◆ WHAT YOU SHOULD DO ◆
Go through the listing and copy each line with the string "real".

** BEGIN **

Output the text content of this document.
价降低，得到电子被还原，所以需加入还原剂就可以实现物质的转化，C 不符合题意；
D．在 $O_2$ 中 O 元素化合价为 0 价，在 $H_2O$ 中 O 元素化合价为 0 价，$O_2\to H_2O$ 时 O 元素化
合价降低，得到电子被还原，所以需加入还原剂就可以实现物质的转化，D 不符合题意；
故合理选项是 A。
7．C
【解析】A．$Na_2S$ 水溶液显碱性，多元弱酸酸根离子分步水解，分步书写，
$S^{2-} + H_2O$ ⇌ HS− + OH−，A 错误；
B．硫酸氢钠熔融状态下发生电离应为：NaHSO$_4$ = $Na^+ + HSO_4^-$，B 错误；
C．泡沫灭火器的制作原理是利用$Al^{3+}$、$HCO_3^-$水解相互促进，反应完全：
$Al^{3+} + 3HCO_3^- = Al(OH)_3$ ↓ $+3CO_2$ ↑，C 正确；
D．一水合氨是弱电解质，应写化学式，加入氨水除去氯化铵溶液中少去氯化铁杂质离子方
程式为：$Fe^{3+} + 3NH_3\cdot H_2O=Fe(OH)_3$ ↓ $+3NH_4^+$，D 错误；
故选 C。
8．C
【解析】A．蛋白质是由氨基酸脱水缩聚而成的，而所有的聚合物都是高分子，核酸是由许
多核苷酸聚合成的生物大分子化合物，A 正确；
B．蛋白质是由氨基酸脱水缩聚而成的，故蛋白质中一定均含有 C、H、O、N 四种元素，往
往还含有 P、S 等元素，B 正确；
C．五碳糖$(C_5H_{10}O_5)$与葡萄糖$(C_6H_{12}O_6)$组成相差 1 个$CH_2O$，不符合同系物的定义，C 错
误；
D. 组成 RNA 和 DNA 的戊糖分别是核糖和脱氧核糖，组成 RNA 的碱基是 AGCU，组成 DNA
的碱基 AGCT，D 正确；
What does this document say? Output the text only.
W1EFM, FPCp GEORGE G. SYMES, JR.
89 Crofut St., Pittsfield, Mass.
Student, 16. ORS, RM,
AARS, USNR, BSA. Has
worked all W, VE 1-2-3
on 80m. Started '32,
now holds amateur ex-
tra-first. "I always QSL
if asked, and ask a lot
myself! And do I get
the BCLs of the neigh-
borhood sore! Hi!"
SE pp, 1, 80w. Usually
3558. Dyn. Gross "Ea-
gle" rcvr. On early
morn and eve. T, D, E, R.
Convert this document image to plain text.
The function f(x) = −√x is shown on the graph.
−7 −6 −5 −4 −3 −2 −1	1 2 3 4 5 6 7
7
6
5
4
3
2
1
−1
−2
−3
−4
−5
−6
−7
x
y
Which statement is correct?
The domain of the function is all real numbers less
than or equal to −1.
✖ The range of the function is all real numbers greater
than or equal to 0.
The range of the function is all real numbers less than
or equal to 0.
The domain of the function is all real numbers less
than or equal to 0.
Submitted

** END **

◆ COMPLETED TASK ◆
The domain of the function is all real numbers less
✖ The range of the function is all real numbers greater
The range of the function is all real numbers less than
The domain of the function is all real numbers less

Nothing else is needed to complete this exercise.